*Entries shown*.
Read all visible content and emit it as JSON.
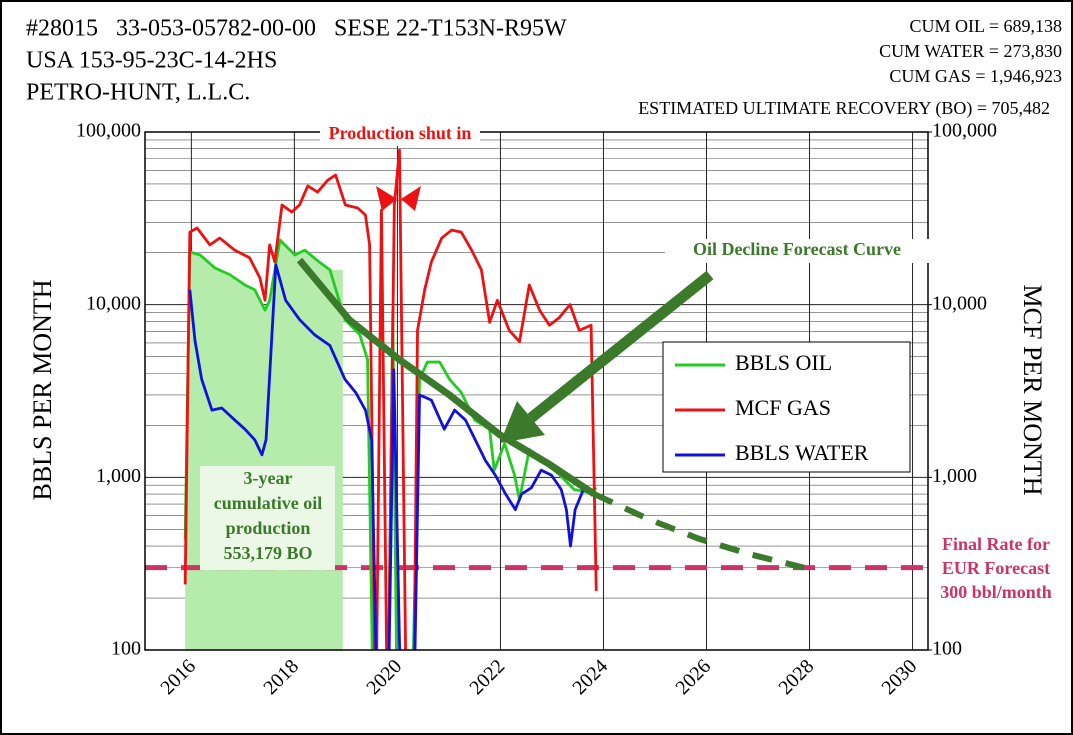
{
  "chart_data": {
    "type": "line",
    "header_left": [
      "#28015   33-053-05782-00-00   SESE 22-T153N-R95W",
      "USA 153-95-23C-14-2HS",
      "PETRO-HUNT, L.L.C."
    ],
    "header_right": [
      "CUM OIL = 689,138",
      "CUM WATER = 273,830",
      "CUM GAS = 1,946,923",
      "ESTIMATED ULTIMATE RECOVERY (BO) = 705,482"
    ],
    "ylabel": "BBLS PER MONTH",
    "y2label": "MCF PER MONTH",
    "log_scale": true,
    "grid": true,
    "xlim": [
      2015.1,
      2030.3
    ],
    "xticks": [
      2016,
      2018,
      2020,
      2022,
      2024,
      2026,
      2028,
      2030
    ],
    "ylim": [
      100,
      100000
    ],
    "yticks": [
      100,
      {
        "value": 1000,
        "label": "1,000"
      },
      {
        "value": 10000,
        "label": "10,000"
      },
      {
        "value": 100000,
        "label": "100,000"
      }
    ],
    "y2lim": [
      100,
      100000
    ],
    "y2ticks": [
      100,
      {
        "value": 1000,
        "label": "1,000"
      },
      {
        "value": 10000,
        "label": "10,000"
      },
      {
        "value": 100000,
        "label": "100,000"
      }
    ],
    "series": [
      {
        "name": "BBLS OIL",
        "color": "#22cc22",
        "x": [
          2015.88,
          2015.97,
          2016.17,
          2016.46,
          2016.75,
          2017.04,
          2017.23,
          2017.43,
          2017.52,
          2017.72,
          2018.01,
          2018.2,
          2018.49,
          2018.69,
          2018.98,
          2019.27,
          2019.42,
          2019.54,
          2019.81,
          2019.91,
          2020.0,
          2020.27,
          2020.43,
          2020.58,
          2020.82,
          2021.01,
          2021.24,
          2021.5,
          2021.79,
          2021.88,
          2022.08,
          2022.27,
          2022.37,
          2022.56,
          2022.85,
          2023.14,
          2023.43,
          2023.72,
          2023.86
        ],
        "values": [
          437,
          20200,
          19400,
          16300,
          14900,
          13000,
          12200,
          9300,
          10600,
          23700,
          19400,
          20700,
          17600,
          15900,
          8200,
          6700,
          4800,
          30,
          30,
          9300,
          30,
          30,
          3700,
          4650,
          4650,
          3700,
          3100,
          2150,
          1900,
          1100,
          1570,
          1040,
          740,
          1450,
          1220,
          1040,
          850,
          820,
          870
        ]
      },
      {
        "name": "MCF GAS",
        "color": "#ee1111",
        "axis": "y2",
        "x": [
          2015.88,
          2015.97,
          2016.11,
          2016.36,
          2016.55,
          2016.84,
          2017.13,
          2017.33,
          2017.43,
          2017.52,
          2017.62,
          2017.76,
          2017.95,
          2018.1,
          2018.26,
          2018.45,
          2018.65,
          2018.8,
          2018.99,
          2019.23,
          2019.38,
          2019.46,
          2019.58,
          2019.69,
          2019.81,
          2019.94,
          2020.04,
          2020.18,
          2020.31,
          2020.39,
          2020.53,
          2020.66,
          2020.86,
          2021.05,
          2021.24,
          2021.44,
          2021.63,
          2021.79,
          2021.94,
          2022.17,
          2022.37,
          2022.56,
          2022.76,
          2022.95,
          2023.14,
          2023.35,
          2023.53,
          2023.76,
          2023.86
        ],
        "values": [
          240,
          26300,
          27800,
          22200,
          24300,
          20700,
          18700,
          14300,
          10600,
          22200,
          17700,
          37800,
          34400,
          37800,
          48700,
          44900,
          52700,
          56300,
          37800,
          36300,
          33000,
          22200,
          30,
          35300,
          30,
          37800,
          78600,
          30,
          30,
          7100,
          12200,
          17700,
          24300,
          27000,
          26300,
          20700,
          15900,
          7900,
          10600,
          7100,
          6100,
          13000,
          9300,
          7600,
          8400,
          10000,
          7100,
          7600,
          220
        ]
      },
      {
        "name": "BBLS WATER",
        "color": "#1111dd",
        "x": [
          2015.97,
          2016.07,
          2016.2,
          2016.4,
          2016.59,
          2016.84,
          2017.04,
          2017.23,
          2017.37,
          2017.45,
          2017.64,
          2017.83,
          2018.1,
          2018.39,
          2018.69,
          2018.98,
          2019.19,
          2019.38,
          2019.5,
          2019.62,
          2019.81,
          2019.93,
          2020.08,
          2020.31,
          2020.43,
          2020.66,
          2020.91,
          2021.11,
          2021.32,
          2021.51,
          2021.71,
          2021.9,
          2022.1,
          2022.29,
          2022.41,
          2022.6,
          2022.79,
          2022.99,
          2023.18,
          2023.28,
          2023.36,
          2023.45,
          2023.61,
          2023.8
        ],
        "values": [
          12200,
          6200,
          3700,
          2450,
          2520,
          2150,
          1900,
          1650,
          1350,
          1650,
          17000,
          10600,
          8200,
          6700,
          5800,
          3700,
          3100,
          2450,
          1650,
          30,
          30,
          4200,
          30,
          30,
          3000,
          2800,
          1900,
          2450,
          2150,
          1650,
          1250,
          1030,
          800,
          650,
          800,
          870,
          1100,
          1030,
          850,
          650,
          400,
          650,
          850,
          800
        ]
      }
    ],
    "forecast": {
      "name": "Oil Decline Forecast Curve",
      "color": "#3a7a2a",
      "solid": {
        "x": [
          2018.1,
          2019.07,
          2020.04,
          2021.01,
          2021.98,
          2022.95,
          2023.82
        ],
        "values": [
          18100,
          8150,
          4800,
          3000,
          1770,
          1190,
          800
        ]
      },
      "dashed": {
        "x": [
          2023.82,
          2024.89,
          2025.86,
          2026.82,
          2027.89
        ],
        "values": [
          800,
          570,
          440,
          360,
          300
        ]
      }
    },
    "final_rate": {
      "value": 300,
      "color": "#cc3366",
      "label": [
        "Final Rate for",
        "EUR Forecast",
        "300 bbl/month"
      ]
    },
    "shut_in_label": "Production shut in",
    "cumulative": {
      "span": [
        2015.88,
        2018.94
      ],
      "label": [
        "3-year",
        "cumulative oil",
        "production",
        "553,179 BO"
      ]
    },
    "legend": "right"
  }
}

* * *

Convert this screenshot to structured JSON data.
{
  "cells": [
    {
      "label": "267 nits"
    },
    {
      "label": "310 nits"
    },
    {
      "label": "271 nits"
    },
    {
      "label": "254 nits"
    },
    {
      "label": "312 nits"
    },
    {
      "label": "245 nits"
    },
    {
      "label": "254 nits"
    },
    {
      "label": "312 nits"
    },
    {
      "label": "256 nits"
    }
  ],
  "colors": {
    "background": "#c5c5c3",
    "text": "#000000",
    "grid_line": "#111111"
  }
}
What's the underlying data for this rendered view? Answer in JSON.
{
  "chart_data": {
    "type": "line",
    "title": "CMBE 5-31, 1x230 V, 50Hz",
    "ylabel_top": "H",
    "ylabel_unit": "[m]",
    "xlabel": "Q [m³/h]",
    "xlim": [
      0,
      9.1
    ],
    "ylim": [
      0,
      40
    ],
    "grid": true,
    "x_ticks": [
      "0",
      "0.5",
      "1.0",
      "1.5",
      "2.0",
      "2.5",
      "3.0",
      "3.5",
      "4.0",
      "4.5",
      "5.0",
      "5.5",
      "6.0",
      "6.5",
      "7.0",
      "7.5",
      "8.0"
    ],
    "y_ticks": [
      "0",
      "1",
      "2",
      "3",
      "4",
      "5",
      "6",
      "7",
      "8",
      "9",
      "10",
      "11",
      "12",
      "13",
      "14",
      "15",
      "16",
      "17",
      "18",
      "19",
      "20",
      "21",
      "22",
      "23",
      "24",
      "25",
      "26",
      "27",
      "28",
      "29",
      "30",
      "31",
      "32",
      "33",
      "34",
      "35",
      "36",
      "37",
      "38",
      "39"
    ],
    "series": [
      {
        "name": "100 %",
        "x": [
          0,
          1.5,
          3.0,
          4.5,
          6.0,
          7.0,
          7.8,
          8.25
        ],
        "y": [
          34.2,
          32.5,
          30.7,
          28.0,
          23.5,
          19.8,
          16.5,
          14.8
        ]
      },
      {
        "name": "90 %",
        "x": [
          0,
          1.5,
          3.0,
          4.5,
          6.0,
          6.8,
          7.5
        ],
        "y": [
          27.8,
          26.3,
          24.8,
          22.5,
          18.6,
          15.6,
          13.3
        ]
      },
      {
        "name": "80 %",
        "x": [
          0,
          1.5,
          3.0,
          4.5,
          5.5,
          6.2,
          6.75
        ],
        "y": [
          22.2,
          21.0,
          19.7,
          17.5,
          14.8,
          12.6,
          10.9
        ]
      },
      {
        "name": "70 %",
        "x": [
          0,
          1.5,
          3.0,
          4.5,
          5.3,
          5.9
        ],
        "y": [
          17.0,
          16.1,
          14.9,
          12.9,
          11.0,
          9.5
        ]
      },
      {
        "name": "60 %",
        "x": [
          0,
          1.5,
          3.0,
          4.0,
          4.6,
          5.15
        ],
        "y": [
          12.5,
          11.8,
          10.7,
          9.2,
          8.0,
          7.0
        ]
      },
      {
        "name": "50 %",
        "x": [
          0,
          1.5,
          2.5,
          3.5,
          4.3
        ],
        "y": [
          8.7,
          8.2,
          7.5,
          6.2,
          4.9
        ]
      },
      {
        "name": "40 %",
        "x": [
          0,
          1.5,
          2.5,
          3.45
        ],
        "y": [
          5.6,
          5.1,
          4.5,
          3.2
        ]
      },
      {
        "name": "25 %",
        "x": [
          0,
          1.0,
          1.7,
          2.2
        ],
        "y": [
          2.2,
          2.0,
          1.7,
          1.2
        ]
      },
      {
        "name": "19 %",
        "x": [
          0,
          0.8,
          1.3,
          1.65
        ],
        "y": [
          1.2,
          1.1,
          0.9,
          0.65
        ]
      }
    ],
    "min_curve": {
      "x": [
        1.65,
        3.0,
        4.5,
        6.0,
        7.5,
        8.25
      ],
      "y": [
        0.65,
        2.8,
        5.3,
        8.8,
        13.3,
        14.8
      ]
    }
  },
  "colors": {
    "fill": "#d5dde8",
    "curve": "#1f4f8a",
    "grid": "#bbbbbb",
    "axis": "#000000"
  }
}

*What is asked*. Return each line where "JSON" shows up.

*The result*.
Read all visible content and emit it as JSON.
Convert this screenshot to structured JSON data.
What's the underlying data for this rendered view? Answer in JSON.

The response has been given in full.